WHAT THE TASK REQUIRES: Continue the news article about the proposed Tampa Bay Rays ballpark in Ybor City, picking up after its last sentence.

SOURCE DOCUMENT:
════════════════════
TAMPA — An analysis commissioned by the Tampa Sports Authority shows a full-season baseball stadium for the Tampa Bay Rays could be built in Ybor City for about the same price as an $892 million proposal unveiled in 2018.
The figure is lower than the $1 billion-plus price tag projected for a full-season ballpark after Major League Baseball last month killed the Rays’ plan to split the season between Tampa Bay and Montreal.
Ensuring that the analysis included a full-season option was a priority for Hillsborough County Commissioner Ken Hagan. The move helps avoid having to go back to the drawing board, he said.
“I was adamant that the full-season model be included,” Hagan said. “We are further along than we would have been.”
Tampa Mayor Jane Castor shares that view, said her spokesperson Adam Smith.
“I know the mayor is glad that TSA and its consultants looked at both the split-season and full-season options because, obviously, now the full season is the only option,” Smith said Sunday.
════════════════════
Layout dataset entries
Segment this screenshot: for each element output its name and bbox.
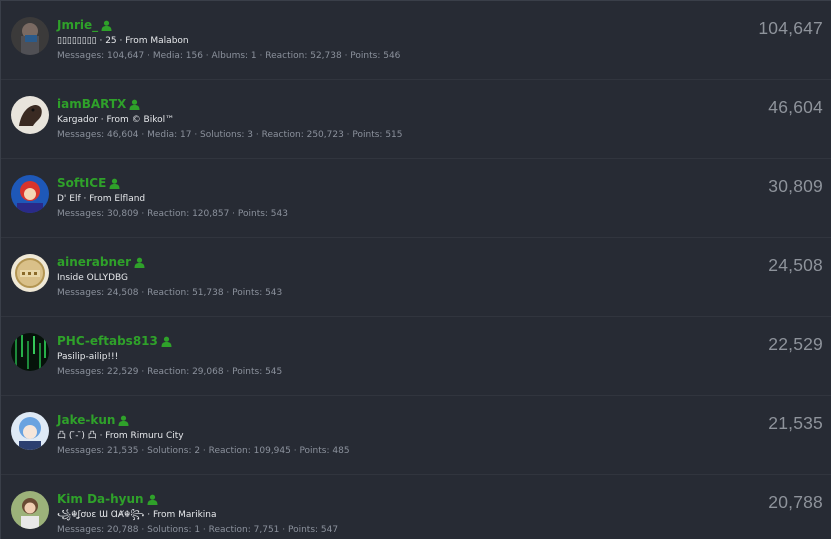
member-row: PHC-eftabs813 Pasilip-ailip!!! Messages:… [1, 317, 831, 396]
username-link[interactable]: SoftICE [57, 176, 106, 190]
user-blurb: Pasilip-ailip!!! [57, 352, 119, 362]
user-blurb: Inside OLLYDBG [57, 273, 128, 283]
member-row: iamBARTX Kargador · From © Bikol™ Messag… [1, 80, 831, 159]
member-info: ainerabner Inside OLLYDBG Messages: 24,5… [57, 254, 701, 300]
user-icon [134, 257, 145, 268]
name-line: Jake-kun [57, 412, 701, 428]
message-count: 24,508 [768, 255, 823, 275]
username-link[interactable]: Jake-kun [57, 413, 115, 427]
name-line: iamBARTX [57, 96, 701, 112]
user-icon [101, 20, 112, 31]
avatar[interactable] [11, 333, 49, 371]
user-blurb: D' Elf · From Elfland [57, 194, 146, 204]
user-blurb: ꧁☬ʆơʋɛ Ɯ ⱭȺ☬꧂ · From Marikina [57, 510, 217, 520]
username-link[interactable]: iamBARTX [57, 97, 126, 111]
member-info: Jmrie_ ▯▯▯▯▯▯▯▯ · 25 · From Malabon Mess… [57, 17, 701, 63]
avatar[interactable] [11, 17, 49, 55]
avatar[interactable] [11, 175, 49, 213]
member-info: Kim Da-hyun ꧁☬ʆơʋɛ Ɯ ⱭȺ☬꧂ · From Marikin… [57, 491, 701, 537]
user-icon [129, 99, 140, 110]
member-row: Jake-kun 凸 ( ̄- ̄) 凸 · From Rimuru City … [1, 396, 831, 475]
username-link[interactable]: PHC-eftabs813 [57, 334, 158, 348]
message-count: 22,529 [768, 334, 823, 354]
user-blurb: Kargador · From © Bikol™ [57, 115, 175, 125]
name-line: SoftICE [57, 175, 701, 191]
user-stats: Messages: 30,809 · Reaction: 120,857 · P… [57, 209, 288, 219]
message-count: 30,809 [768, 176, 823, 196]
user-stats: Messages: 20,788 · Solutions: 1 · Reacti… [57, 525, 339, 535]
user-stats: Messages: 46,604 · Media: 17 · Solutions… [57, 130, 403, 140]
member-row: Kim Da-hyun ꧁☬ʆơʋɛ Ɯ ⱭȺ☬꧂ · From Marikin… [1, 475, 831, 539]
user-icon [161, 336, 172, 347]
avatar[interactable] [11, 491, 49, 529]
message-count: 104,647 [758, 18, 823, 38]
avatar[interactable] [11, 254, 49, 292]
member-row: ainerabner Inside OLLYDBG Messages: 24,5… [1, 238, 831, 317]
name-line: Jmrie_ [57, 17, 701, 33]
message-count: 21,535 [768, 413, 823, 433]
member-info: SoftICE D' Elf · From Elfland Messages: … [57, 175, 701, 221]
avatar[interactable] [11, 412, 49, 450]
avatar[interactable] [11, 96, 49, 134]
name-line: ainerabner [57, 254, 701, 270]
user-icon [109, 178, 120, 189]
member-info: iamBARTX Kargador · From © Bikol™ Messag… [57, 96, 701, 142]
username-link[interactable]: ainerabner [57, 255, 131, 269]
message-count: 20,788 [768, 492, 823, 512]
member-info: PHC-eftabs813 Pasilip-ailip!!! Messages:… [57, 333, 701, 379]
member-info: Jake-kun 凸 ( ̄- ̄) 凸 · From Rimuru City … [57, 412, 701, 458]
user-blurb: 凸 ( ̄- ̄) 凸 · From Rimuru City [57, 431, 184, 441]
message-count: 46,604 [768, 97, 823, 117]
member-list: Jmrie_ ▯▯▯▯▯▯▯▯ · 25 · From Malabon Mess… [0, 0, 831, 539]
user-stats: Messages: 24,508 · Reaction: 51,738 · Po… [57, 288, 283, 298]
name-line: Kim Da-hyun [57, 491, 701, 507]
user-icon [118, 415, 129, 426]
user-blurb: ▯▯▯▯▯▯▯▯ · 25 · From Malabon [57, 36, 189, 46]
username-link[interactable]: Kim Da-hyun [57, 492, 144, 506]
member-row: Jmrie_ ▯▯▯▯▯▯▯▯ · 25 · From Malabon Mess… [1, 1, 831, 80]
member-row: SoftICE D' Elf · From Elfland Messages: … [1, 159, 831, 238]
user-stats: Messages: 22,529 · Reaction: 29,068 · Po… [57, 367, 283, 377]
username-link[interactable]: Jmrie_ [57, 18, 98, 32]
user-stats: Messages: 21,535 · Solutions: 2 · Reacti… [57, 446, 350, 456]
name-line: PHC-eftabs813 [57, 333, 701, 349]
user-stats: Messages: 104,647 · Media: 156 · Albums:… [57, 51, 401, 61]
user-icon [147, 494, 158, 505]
════════════════════
ANSWER TO THE TASK:
Castor issued a statement later Sunday, “The TSA and their consultants have done excellent due diligence. Our goal was and remains to be good stewards of public tax dollars while working to keep the Rays in Tampa Bay. We still have a lot of work to do.”
A 28-page fiscal analysis was undertaken by consultant AECOM. Another consultant, Skanska, produced a 43-page evaluation of the venue. The two studies were boiled down in a 10-page executive summary by the Sports Authority’s stadium consultant, Irwin Raij. The Tampa Bay Times obtained the draft documents Sunday.
Here are some of the significant takeaways:
- A stadium with a capacity of 27,000 fans — 23,000 fixed seats, 1,500 berm seats and 2,500 standing-room-only spots — at a cost of $799 million. The figure would rise $90 million to $160 million with the addition of a roof. That’s a must for playing baseball in the summer months, Skanska said.
- Paying much of the public portion of the stadium costs through a potential levy or assessment within a new “ballpark district” that takes in the stadium site and areas beyond it. The boundaries are roughly Palm Avenue east into Ybor City, south to Adamo Drive and back northwest around Booker T. Washington Elementary School to Nebraska Avenue.
- An additional $14 million a year in property taxes from nearly 6 million square feet of “ancillary development” in Ybor City, mainly from developer Darryl Shaw’s GasWorx project.
- A $21 million parking garage. The source of this information is listed in the analyses as “confidential.”
- No spring training games at the Ybor City ballpark.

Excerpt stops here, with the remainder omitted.